**What is expected:** Write out all of the entries exactly as given.

**Extracted material:**
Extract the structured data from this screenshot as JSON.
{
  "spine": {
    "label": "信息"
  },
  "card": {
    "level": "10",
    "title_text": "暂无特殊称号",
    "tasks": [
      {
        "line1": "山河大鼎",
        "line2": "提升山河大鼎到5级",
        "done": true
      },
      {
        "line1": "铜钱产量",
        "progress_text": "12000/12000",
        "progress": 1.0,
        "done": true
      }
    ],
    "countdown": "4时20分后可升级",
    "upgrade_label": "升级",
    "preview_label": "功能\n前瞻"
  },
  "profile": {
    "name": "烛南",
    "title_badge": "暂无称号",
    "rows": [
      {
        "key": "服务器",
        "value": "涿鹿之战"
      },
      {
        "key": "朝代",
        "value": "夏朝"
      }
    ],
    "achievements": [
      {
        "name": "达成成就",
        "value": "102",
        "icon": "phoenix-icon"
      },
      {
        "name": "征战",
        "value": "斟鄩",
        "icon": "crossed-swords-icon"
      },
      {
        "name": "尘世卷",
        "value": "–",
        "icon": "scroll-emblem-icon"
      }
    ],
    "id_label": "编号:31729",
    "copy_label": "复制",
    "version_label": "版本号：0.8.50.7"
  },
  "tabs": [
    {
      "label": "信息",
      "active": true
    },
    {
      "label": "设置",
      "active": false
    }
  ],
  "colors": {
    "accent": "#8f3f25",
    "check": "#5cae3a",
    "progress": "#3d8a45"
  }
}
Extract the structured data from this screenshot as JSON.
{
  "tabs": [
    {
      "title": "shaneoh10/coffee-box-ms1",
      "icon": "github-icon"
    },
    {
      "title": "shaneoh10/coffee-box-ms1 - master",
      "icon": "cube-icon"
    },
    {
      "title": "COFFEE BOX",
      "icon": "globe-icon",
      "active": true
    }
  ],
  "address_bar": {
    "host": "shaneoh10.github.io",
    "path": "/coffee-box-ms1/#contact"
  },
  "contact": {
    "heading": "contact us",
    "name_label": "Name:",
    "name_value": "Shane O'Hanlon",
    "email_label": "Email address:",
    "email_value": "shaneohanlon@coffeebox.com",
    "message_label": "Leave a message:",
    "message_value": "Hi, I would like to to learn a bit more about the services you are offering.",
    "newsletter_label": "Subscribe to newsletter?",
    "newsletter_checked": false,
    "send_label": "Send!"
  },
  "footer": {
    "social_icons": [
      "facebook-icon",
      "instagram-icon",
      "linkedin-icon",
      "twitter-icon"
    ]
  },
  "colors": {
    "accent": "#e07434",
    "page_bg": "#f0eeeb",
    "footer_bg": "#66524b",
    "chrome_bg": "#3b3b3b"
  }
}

**Response to the task:**
Extract the structured data from this screenshot as JSON.
{
  "spine": {
    "label": "信息"
  },
  "card": {
    "level": "10",
    "title_text": "暂无特殊称号",
    "tasks": [
      {
        "line1": "山河大鼎",
        "line2": "提升山河大鼎到5级",
        "done": true
      },
      {
        "line1": "铜钱产量",
        "progress_text": "12000/12000",
        "progress": 1.0,
        "done": true
      }
    ],
    "countdown": "4时20分后可升级",
    "upgrade_label": "升级",
    "preview_label": "功能\n前瞻"
  },
  "profile": {
    "name": "烛南",
    "title_badge": "暂无称号",
    "rows": [
      {
        "key": "服务器",
        "value": "涿鹿之战"
      },
      {
        "key": "朝代",
        "value": "夏朝"
      }
    ],
    "achievements": [
      {
        "name": "达成成就",
        "value": "102",
        "icon": "phoenix-icon"
      },
      {
        "name": "征战",
        "value": "斟鄩",
        "icon": "crossed-swords-icon"
      },
      {
        "name": "尘世卷",
        "value": "–",
        "icon": "scroll-emblem-icon"
      }
    ],
    "id_label": "编号:31729",
    "copy_label": "复制",
    "version_label": "版本号：0.8.50.7"
  },
  "tabs": [
    {
      "label": "信息",
      "active": true
    },
    {
      "label": "设置",
      "active": false
    }
  ],
  "colors": {
    "accent": "#8f3f25",
    "check": "#5cae3a",
    "progress": "#3d8a45"
  }
}
Extract the structured data from this screenshot as JSON.
{
  "tabs": [
    {
      "title": "shaneoh10/coffee-box-ms1",
      "icon": "github-icon"
    },
    {
      "title": "shaneoh10/coffee-box-ms1 - master",
      "icon": "cube-icon"
    },
    {
      "title": "COFFEE BOX",
      "icon": "globe-icon",
      "active": true
    }
  ],
  "address_bar": {
    "host": "shaneoh10.github.io",
    "path": "/coffee-box-ms1/#contact"
  },
  "contact": {
    "heading": "contact us",
    "name_label": "Name:",
    "name_value": "Shane O'Hanlon",
    "email_label": "Email address:",
    "email_value": "shaneohanlon@coffeebox.com",
    "message_label": "Leave a message:",
    "message_value": "Hi, I would like to to learn a bit more about the services you are offering.",
    "newsletter_label": "Subscribe to newsletter?",
    "newsletter_checked": false,
    "send_label": "Send!"
  },
  "footer": {
    "social_icons": [
      "facebook-icon",
      "instagram-icon",
      "linkedin-icon",
      "twitter-icon"
    ]
  },
  "colors": {
    "accent": "#e07434",
    "page_bg": "#f0eeeb",
    "footer_bg": "#66524b",
    "chrome_bg": "#3b3b3b"
  }
}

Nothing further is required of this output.